TASK PROMPT
Scan the records below for lines with the word "xlabel", then state how many you find and nothing else.

[start of MATERIAL]

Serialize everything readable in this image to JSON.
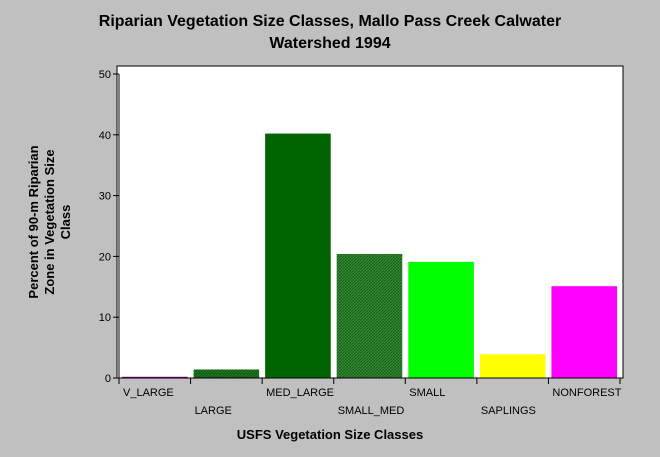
{
  "chart_data": {
    "type": "bar",
    "title_lines": [
      "Riparian Vegetation Size Classes, Mallo Pass Creek Calwater",
      "Watershed 1994"
    ],
    "xlabel": "USFS Vegetation Size Classes",
    "ylabel_lines": [
      "Percent of 90-m Riparian",
      "Zone in Vegetation Size",
      "Class"
    ],
    "categories": [
      "V_LARGE",
      "LARGE",
      "MED_LARGE",
      "SMALL_MED",
      "SMALL",
      "SAPLINGS",
      "NONFOREST"
    ],
    "values": [
      0.2,
      1.4,
      40.2,
      20.4,
      19.1,
      3.9,
      15.1
    ],
    "colors": [
      "#800080",
      "#1e7b1e",
      "#006400",
      "#2e8b2e",
      "#00ff00",
      "#ffff00",
      "#ff00ff"
    ],
    "hatched": [
      false,
      true,
      false,
      true,
      false,
      false,
      false
    ],
    "ylim": [
      0,
      50
    ],
    "yticks": [
      0,
      10,
      20,
      30,
      40,
      50
    ],
    "grid": false,
    "legend": "none"
  }
}
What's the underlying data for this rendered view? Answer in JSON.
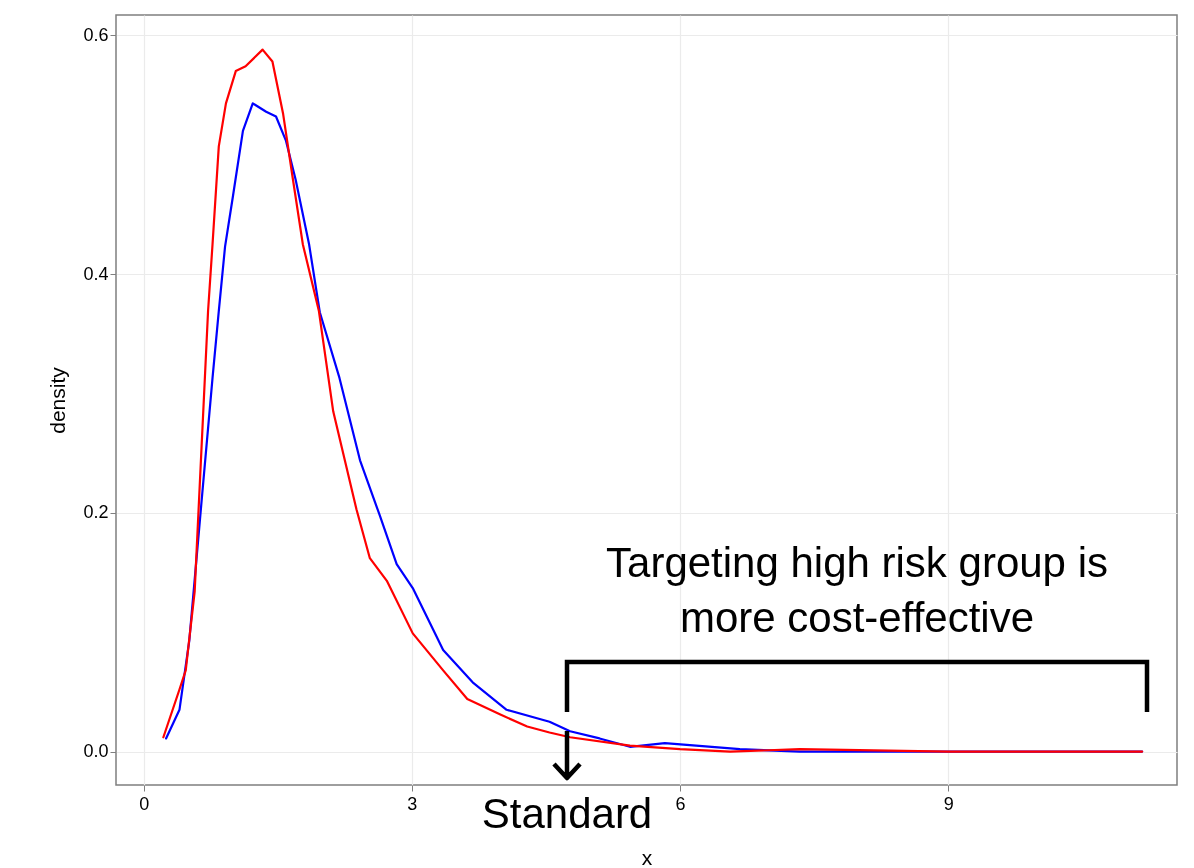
{
  "chart_data": {
    "type": "line",
    "xlabel": "x",
    "ylabel": "density",
    "xlim": [
      -0.31,
      11.56
    ],
    "ylim": [
      -0.028,
      0.617
    ],
    "xticks": [
      0,
      3,
      6,
      9
    ],
    "yticks": [
      {
        "value": 0,
        "label": "0.0"
      },
      0.2,
      0.4,
      0.6
    ],
    "grid": true,
    "marker": "none",
    "line_style": "solid",
    "series": [
      {
        "color": "#0000ff",
        "x": [
          0.25,
          0.4,
          0.51,
          0.63,
          0.77,
          0.84,
          0.91,
          1.0,
          1.11,
          1.22,
          1.37,
          1.48,
          1.59,
          1.7,
          1.85,
          1.97,
          2.19,
          2.42,
          2.64,
          2.83,
          3.01,
          3.35,
          3.68,
          4.06,
          4.54,
          4.77,
          5.1,
          5.44,
          5.83,
          6.67,
          7.34,
          9.0,
          11.17
        ],
        "values": [
          0.011,
          0.035,
          0.093,
          0.195,
          0.313,
          0.369,
          0.423,
          0.466,
          0.52,
          0.543,
          0.536,
          0.532,
          0.512,
          0.479,
          0.425,
          0.368,
          0.313,
          0.244,
          0.198,
          0.157,
          0.137,
          0.085,
          0.058,
          0.035,
          0.025,
          0.017,
          0.011,
          0.004,
          0.007,
          0.002,
          0,
          0,
          0
        ]
      },
      {
        "color": "#ff0000",
        "x": [
          0.22,
          0.4,
          0.47,
          0.57,
          0.72,
          0.77,
          0.84,
          0.92,
          1.03,
          1.14,
          1.33,
          1.44,
          1.56,
          1.67,
          1.78,
          1.96,
          2.12,
          2.38,
          2.53,
          2.72,
          3.01,
          3.35,
          3.62,
          3.99,
          4.29,
          4.54,
          4.77,
          5.44,
          6.0,
          6.56,
          7.34,
          9.0,
          11.17
        ],
        "values": [
          0.012,
          0.052,
          0.068,
          0.134,
          0.369,
          0.425,
          0.507,
          0.543,
          0.57,
          0.574,
          0.588,
          0.578,
          0.534,
          0.479,
          0.425,
          0.369,
          0.285,
          0.203,
          0.162,
          0.143,
          0.099,
          0.068,
          0.044,
          0.031,
          0.021,
          0.016,
          0.012,
          0.005,
          0.002,
          0,
          0.002,
          0,
          0
        ]
      }
    ],
    "annotations": [
      "Standard",
      "Targeting high risk group is more cost-effective"
    ]
  }
}
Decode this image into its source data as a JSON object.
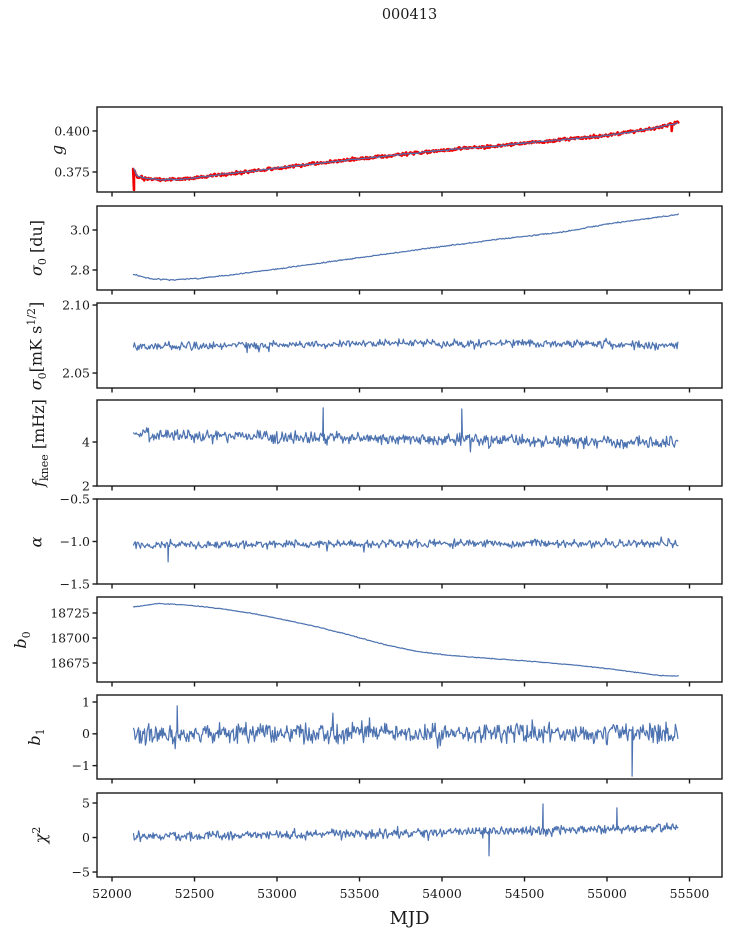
{
  "title": "000413",
  "xlabel": "MJD",
  "colors": {
    "line": "#4c72b0",
    "accent_red": "#f20000",
    "axis": "#1a1a1a",
    "background": "#ffffff"
  },
  "x_axis": {
    "lim": [
      51909,
      55697
    ],
    "ticks": [
      52000,
      52500,
      53000,
      53500,
      54000,
      54500,
      55000,
      55500
    ],
    "tick_labels": [
      "52000",
      "52500",
      "53000",
      "53500",
      "54000",
      "54500",
      "55000",
      "55500"
    ]
  },
  "chart_data": [
    {
      "name": "g",
      "type": "line",
      "ylabel_text": "g",
      "ylabel_segments": [
        [
          "i",
          "g"
        ]
      ],
      "ylim": [
        0.3628,
        0.4146
      ],
      "yticks": [
        0.4,
        0.375
      ],
      "ytick_labels": [
        "0.400",
        "0.375"
      ],
      "series": [
        {
          "name": "gain-raw",
          "color": "#f20000",
          "width": 2.6,
          "seed": 101,
          "n": 640,
          "x_range": [
            52128,
            55432
          ],
          "noise": 0.0011,
          "tail": 2.0,
          "tail_p": 0.05,
          "trend": [
            [
              52128,
              0.377
            ],
            [
              52150,
              0.3726
            ],
            [
              52210,
              0.371
            ],
            [
              52310,
              0.3702
            ],
            [
              52450,
              0.3708
            ],
            [
              52650,
              0.3733
            ],
            [
              52900,
              0.3762
            ],
            [
              53150,
              0.3792
            ],
            [
              53400,
              0.382
            ],
            [
              53650,
              0.3846
            ],
            [
              53900,
              0.3872
            ],
            [
              54150,
              0.3896
            ],
            [
              54300,
              0.3904
            ],
            [
              54450,
              0.3922
            ],
            [
              54700,
              0.3944
            ],
            [
              54950,
              0.3966
            ],
            [
              55150,
              0.3995
            ],
            [
              55300,
              0.402
            ],
            [
              55432,
              0.405
            ]
          ],
          "spikes": [
            [
              52133,
              0.364
            ],
            [
              55392,
              0.4
            ]
          ]
        },
        {
          "name": "gain-smoothed",
          "color": "#4c72b0",
          "width": 1.2,
          "seed": 102,
          "n": 620,
          "x_range": [
            52132,
            55428
          ],
          "noise": 0.0005,
          "tail": 1.4,
          "tail_p": 0.04,
          "trend": [
            [
              52132,
              0.3768
            ],
            [
              52150,
              0.3726
            ],
            [
              52210,
              0.371
            ],
            [
              52310,
              0.3702
            ],
            [
              52450,
              0.3708
            ],
            [
              52650,
              0.3733
            ],
            [
              52900,
              0.3762
            ],
            [
              53150,
              0.3792
            ],
            [
              53400,
              0.382
            ],
            [
              53650,
              0.3846
            ],
            [
              53900,
              0.3872
            ],
            [
              54150,
              0.3896
            ],
            [
              54300,
              0.3904
            ],
            [
              54450,
              0.3922
            ],
            [
              54700,
              0.3944
            ],
            [
              54950,
              0.3966
            ],
            [
              55150,
              0.3995
            ],
            [
              55300,
              0.402
            ],
            [
              55428,
              0.4048
            ]
          ],
          "spikes": []
        }
      ]
    },
    {
      "name": "sigma0-du",
      "type": "line",
      "ylabel_text": "sigma_0 [du]",
      "ylabel_segments": [
        [
          "i",
          "σ"
        ],
        [
          "sub",
          "0"
        ],
        [
          "n",
          " [du]"
        ]
      ],
      "ylim": [
        2.7,
        3.12
      ],
      "yticks": [
        3.0,
        2.8
      ],
      "ytick_labels": [
        "3.0",
        "2.8"
      ],
      "series": [
        {
          "name": "sigma0-du",
          "color": "#4c72b0",
          "width": 1.2,
          "seed": 201,
          "n": 560,
          "x_range": [
            52130,
            55432
          ],
          "noise": 0.0035,
          "tail": 1.5,
          "tail_p": 0.04,
          "trend": [
            [
              52130,
              2.778
            ],
            [
              52230,
              2.757
            ],
            [
              52360,
              2.75
            ],
            [
              52520,
              2.758
            ],
            [
              52750,
              2.778
            ],
            [
              53000,
              2.805
            ],
            [
              53250,
              2.833
            ],
            [
              53500,
              2.862
            ],
            [
              53750,
              2.89
            ],
            [
              54000,
              2.918
            ],
            [
              54250,
              2.944
            ],
            [
              54500,
              2.968
            ],
            [
              54750,
              2.992
            ],
            [
              55000,
              3.03
            ],
            [
              55200,
              3.052
            ],
            [
              55350,
              3.068
            ],
            [
              55432,
              3.078
            ]
          ],
          "spikes": []
        }
      ]
    },
    {
      "name": "sigma0-mK",
      "type": "line",
      "ylabel_text": "sigma_0 [mK s^(1/2)]",
      "ylabel_segments": [
        [
          "i",
          "σ"
        ],
        [
          "sub",
          "0"
        ],
        [
          "n",
          "[mK s"
        ],
        [
          "sup",
          "1/2"
        ],
        [
          "n",
          "]"
        ]
      ],
      "ylim": [
        2.039,
        2.1015
      ],
      "yticks": [
        2.1,
        2.05
      ],
      "ytick_labels": [
        "2.10",
        "2.05"
      ],
      "series": [
        {
          "name": "sigma0-mK",
          "color": "#4c72b0",
          "width": 1.2,
          "seed": 301,
          "n": 600,
          "x_range": [
            52130,
            55430
          ],
          "noise": 0.0036,
          "tail": 1.7,
          "tail_p": 0.05,
          "trend": [
            [
              52130,
              2.07
            ],
            [
              52500,
              2.0697
            ],
            [
              53000,
              2.0706
            ],
            [
              53500,
              2.0716
            ],
            [
              53900,
              2.0722
            ],
            [
              54300,
              2.0718
            ],
            [
              54700,
              2.0713
            ],
            [
              55100,
              2.0707
            ],
            [
              55430,
              2.0698
            ]
          ],
          "spikes": []
        }
      ]
    },
    {
      "name": "fknee",
      "type": "line",
      "ylabel_text": "f_knee [mHz]",
      "ylabel_segments": [
        [
          "i",
          "f"
        ],
        [
          "sub",
          "knee"
        ],
        [
          "n",
          " [mHz]"
        ]
      ],
      "ylim": [
        2.0,
        5.91
      ],
      "yticks": [
        4,
        2
      ],
      "ytick_labels": [
        "4",
        "2"
      ],
      "series": [
        {
          "name": "fknee",
          "color": "#4c72b0",
          "width": 1.2,
          "seed": 401,
          "n": 620,
          "x_range": [
            52130,
            55430
          ],
          "noise": 0.34,
          "tail": 1.8,
          "tail_p": 0.06,
          "trend": [
            [
              52130,
              4.38
            ],
            [
              52500,
              4.28
            ],
            [
              53000,
              4.22
            ],
            [
              53500,
              4.16
            ],
            [
              54000,
              4.1
            ],
            [
              54500,
              4.05
            ],
            [
              55000,
              4.0
            ],
            [
              55430,
              3.97
            ]
          ],
          "spikes": [
            [
              53280,
              5.55
            ],
            [
              54120,
              5.5
            ]
          ]
        }
      ]
    },
    {
      "name": "alpha",
      "type": "line",
      "ylabel_text": "alpha",
      "ylabel_segments": [
        [
          "i",
          "α"
        ]
      ],
      "ylim": [
        -1.5,
        -0.5
      ],
      "yticks": [
        -0.5,
        -1.0,
        -1.5
      ],
      "ytick_labels": [
        "−0.5",
        "−1.0",
        "−1.5"
      ],
      "series": [
        {
          "name": "alpha",
          "color": "#4c72b0",
          "width": 1.2,
          "seed": 501,
          "n": 620,
          "x_range": [
            52130,
            55430
          ],
          "noise": 0.058,
          "tail": 1.8,
          "tail_p": 0.05,
          "trend": [
            [
              52130,
              -1.045
            ],
            [
              53000,
              -1.035
            ],
            [
              54000,
              -1.025
            ],
            [
              55430,
              -1.02
            ]
          ],
          "spikes": [
            [
              52340,
              -1.24
            ]
          ]
        }
      ]
    },
    {
      "name": "b0",
      "type": "line",
      "ylabel_text": "b_0",
      "ylabel_segments": [
        [
          "i",
          "b"
        ],
        [
          "sub",
          "0"
        ]
      ],
      "ylim": [
        18656,
        18741
      ],
      "yticks": [
        18725,
        18700,
        18675
      ],
      "ytick_labels": [
        "18725",
        "18700",
        "18675"
      ],
      "series": [
        {
          "name": "b0",
          "color": "#4c72b0",
          "width": 1.2,
          "seed": 601,
          "n": 560,
          "x_range": [
            52130,
            55432
          ],
          "noise": 0.45,
          "tail": 1.4,
          "tail_p": 0.04,
          "trend": [
            [
              52130,
              18731
            ],
            [
              52280,
              18734.5
            ],
            [
              52450,
              18733
            ],
            [
              52650,
              18729.5
            ],
            [
              52850,
              18724.5
            ],
            [
              53050,
              18718
            ],
            [
              53250,
              18711
            ],
            [
              53450,
              18702.5
            ],
            [
              53650,
              18693.5
            ],
            [
              53850,
              18686.5
            ],
            [
              54050,
              18682.5
            ],
            [
              54300,
              18679.5
            ],
            [
              54550,
              18676.5
            ],
            [
              54800,
              18673
            ],
            [
              55000,
              18669.5
            ],
            [
              55180,
              18665.5
            ],
            [
              55320,
              18662.5
            ],
            [
              55420,
              18662
            ],
            [
              55432,
              18662.5
            ]
          ],
          "spikes": []
        }
      ]
    },
    {
      "name": "b1",
      "type": "line",
      "ylabel_text": "b_1",
      "ylabel_segments": [
        [
          "i",
          "b"
        ],
        [
          "sub",
          "1"
        ]
      ],
      "ylim": [
        -1.42,
        1.22
      ],
      "yticks": [
        1,
        0,
        -1
      ],
      "ytick_labels": [
        "1",
        "0",
        "−1"
      ],
      "series": [
        {
          "name": "b1",
          "color": "#4c72b0",
          "width": 1.2,
          "seed": 701,
          "n": 640,
          "x_range": [
            52130,
            55430
          ],
          "noise": 0.36,
          "tail": 1.8,
          "tail_p": 0.07,
          "trend": [
            [
              52130,
              0.02
            ],
            [
              55430,
              0.02
            ]
          ],
          "spikes": [
            [
              52395,
              0.88
            ],
            [
              55152,
              -1.33
            ]
          ]
        }
      ]
    },
    {
      "name": "chi2",
      "type": "line",
      "ylabel_text": "chi^2",
      "ylabel_segments": [
        [
          "i",
          "χ"
        ],
        [
          "sup",
          "2"
        ]
      ],
      "ylim": [
        -5.72,
        6.45
      ],
      "yticks": [
        5,
        0,
        -5
      ],
      "ytick_labels": [
        "5",
        "0",
        "−5"
      ],
      "series": [
        {
          "name": "chi2",
          "color": "#4c72b0",
          "width": 1.2,
          "seed": 801,
          "n": 640,
          "x_range": [
            52130,
            55430
          ],
          "noise": 0.82,
          "tail": 1.7,
          "tail_p": 0.06,
          "trend": [
            [
              52130,
              0.15
            ],
            [
              53000,
              0.35
            ],
            [
              53800,
              0.65
            ],
            [
              54600,
              1.0
            ],
            [
              55100,
              1.3
            ],
            [
              55430,
              1.45
            ]
          ],
          "spikes": [
            [
              54285,
              -2.65
            ],
            [
              54612,
              4.85
            ],
            [
              55060,
              4.3
            ]
          ]
        }
      ]
    }
  ]
}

[end of MATERIAL]

EXERCISE ANSWER
3